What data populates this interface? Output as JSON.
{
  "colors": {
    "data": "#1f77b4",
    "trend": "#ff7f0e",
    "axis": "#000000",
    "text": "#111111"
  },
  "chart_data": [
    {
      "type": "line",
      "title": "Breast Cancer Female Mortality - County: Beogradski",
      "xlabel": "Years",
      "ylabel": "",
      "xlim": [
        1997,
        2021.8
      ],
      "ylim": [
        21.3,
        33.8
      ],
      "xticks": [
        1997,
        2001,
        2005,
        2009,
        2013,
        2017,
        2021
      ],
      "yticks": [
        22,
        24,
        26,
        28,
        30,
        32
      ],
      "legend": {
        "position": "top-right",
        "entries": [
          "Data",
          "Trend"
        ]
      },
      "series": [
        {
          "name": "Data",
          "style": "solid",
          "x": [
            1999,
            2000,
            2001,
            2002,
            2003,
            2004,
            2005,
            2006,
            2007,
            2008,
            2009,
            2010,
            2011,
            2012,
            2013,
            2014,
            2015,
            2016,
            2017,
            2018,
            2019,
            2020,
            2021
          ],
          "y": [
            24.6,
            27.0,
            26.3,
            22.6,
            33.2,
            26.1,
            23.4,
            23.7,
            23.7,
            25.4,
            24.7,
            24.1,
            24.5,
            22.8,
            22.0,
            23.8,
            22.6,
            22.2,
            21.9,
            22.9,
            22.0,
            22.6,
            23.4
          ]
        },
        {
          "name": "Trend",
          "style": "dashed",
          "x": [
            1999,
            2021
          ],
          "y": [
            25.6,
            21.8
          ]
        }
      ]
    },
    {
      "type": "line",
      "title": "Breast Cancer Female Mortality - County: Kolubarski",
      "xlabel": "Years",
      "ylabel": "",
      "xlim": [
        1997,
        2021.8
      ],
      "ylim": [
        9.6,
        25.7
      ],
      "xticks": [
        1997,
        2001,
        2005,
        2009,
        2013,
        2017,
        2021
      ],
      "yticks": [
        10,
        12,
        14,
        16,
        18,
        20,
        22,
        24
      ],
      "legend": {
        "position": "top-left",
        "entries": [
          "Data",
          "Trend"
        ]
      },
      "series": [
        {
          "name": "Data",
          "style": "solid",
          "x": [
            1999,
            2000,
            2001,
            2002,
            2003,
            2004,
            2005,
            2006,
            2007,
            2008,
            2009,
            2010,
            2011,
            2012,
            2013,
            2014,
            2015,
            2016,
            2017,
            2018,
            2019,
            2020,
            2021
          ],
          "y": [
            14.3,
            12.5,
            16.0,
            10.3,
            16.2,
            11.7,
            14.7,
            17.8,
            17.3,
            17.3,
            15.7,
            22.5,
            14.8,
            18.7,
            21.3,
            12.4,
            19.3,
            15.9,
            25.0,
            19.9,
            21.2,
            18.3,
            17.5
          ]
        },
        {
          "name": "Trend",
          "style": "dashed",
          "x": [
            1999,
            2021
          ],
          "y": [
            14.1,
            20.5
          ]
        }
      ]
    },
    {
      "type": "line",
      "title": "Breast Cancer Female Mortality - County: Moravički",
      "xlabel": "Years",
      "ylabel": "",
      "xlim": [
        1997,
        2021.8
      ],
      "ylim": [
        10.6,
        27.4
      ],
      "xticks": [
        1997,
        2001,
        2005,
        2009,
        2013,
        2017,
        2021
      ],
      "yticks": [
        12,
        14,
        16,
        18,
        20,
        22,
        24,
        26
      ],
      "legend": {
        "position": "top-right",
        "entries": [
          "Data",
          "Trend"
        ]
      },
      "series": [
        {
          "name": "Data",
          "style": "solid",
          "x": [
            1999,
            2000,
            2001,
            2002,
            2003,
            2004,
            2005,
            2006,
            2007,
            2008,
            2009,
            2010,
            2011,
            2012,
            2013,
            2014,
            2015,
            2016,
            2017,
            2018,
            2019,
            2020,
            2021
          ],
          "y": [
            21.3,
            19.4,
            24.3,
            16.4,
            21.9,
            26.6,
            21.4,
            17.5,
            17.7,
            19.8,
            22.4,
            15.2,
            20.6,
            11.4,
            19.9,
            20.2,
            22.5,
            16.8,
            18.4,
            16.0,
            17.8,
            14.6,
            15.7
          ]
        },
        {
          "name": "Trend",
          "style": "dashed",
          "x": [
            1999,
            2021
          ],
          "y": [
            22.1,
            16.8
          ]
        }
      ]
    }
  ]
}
....
WHAT NEEDS TO BE DONE
Go through the material and select each line with the string "County" in it.

ANSWER TO THE TASK
      "title": "Breast Cancer Female Mortality - County: Beogradski",
      "title": "Breast Cancer Female Mortality - County: Kolubarski",
      "title": "Breast Cancer Female Mortality - County: Moravički",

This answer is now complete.